_Actions to take_
(1) Answer these questions from the report excerpt:
(a) What grant has the Company received?
(b) Who was given exclusive distribution of the syringe in Germany?
(c) IMS and Medentex are divisions of which company?
(2) Retype the part of the report excerpt that opens with the words containing "The Company is" and closes with "been the case.".

_Given text_
_ _ _ _ _
The Company is in receipt of a North West Grant for Research and Development. This has enabled new projects relating to cross-infection
prevention to be progressed earlier than might otherwise have been the case.
Towards the end of the period the Group's monthly results attained positive EBITDA. It is expected that the InSafe* sales which have
commenced in the second half will further improve the trading performance. Exclusive distribution agreements for the sale of the syringe in
the UK were entered into with Schottlander and in Germany with Medentex. Astek's partners for collection and disposal of the patented
sharps box in UK / Eire and Germany respectively are IMS and Medentex, divisions of Rentokil plc. Negotiations are in progress in respect
of other worldwide territories.
_ _ _ _ _
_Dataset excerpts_
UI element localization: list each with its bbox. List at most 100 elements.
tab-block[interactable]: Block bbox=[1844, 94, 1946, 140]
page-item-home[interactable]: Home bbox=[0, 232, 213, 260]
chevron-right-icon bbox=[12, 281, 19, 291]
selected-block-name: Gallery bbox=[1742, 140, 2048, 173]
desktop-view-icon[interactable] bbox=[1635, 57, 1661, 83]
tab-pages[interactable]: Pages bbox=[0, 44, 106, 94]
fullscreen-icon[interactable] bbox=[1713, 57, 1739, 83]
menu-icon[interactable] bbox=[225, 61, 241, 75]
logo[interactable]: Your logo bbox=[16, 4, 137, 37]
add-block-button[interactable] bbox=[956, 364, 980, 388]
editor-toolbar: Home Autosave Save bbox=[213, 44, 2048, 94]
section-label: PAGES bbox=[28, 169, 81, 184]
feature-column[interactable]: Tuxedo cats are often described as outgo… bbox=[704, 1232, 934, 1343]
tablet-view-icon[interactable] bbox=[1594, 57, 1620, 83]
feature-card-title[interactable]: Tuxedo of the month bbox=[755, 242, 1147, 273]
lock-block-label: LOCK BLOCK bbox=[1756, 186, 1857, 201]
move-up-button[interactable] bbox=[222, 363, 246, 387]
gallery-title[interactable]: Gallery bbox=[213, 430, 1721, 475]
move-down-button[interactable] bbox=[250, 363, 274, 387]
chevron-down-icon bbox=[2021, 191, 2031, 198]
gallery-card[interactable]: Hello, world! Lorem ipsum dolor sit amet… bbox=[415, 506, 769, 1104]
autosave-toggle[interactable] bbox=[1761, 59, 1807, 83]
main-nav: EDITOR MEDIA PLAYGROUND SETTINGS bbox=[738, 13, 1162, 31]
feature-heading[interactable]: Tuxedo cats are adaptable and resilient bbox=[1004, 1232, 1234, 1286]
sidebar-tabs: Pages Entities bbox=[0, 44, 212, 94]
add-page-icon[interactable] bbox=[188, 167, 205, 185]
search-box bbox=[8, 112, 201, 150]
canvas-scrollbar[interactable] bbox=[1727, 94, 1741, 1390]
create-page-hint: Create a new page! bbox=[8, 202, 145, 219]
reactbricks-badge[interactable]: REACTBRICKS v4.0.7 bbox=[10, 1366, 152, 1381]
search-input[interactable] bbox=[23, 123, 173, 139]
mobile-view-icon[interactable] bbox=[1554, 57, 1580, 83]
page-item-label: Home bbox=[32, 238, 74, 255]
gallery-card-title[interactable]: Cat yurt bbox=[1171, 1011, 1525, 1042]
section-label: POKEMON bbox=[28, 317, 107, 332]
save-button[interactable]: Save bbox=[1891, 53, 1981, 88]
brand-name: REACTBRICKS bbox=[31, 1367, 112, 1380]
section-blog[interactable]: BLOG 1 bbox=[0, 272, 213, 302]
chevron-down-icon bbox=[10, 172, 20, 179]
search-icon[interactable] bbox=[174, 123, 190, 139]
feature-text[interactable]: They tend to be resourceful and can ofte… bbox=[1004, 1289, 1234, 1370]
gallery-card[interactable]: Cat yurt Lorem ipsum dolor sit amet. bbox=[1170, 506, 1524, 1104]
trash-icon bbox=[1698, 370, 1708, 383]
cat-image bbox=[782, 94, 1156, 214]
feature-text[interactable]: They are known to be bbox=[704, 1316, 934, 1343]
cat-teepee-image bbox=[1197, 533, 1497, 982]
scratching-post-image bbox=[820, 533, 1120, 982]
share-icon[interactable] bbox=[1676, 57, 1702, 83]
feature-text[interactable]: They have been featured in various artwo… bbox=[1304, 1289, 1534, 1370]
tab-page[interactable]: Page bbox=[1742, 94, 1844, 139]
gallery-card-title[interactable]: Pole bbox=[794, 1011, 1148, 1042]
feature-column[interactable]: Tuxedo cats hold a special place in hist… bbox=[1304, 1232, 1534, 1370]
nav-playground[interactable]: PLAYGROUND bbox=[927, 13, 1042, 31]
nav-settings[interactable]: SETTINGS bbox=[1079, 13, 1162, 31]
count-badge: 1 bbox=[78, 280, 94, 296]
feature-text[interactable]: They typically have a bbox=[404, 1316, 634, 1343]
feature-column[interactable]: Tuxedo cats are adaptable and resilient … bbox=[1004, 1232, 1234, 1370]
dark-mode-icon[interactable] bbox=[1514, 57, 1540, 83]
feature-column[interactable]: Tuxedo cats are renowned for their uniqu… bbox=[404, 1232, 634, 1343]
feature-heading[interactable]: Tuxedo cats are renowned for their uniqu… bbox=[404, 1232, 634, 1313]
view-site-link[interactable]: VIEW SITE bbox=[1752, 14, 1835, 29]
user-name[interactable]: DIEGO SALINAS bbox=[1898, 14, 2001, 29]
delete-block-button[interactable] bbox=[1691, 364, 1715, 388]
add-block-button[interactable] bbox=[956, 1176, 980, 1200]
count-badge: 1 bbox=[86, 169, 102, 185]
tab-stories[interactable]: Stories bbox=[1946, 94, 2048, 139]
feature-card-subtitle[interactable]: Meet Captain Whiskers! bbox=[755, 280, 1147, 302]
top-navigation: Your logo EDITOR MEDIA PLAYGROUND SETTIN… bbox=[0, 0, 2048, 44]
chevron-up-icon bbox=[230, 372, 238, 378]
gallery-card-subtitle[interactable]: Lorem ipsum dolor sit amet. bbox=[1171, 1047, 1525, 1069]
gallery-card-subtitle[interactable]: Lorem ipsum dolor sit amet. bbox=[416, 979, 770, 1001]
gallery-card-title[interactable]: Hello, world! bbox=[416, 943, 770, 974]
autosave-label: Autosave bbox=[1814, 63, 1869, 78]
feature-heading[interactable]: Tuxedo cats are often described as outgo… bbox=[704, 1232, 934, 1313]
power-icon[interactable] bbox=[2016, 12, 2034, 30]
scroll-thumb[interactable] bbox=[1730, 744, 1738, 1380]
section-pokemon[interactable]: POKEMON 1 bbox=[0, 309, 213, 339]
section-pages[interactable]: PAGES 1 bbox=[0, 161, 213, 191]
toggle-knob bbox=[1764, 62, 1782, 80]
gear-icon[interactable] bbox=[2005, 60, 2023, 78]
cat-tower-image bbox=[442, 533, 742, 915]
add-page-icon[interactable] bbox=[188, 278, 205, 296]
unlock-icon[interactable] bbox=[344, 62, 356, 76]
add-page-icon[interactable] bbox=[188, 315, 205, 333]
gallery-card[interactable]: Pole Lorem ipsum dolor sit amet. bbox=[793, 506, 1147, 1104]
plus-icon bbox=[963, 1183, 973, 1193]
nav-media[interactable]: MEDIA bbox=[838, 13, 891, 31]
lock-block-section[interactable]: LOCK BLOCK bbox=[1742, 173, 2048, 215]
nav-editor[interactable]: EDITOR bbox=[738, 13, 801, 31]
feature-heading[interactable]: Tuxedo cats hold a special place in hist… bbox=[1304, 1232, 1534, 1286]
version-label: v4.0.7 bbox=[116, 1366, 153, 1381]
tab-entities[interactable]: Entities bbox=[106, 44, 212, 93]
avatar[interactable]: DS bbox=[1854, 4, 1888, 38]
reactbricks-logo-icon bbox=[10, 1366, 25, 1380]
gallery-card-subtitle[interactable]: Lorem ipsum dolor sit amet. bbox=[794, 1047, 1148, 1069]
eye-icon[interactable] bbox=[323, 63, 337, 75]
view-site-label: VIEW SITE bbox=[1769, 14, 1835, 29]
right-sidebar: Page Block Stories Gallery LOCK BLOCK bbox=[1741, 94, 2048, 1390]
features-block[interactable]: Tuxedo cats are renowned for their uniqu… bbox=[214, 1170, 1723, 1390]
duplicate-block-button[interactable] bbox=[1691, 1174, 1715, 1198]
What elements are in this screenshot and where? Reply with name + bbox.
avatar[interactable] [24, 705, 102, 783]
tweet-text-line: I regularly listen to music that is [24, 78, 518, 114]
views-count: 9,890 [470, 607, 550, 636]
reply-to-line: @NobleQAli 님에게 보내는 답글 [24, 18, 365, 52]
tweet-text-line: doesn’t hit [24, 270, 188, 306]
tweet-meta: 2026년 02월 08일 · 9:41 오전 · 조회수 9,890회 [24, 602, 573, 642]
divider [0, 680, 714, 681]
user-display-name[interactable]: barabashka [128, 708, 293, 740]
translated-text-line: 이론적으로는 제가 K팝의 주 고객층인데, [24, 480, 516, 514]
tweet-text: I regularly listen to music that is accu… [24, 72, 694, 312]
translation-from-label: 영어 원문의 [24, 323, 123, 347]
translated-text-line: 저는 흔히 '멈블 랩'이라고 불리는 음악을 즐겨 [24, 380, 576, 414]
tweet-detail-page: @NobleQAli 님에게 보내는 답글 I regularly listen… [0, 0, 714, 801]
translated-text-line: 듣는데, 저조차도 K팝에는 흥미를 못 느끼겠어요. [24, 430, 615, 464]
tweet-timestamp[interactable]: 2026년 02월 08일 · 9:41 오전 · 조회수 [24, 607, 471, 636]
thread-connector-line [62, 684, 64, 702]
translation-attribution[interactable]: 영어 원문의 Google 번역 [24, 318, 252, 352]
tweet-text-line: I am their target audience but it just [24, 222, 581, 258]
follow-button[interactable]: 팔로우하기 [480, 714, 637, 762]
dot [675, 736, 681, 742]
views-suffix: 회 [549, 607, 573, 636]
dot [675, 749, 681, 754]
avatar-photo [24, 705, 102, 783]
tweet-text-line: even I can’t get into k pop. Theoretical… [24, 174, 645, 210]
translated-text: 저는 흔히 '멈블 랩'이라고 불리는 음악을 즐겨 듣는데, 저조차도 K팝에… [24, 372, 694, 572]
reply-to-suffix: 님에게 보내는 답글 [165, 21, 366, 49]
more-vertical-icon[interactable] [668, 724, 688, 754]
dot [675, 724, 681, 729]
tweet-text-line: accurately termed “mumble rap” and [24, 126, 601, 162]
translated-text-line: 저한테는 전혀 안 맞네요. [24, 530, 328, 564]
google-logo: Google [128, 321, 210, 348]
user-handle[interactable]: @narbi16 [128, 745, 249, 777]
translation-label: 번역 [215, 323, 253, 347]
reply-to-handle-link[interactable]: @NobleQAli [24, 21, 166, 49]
_ _ _ _ _
_Completed exercise_
(1)
(a) A North West Grant for Research and Development
(b) Medentex
(c) Rentokil plc

(2)
The Company is in receipt of a North West Grant for Research and Development. This has enabled new projects relating to cross-infection
prevention to be progressed earlier than might otherwise have been the case.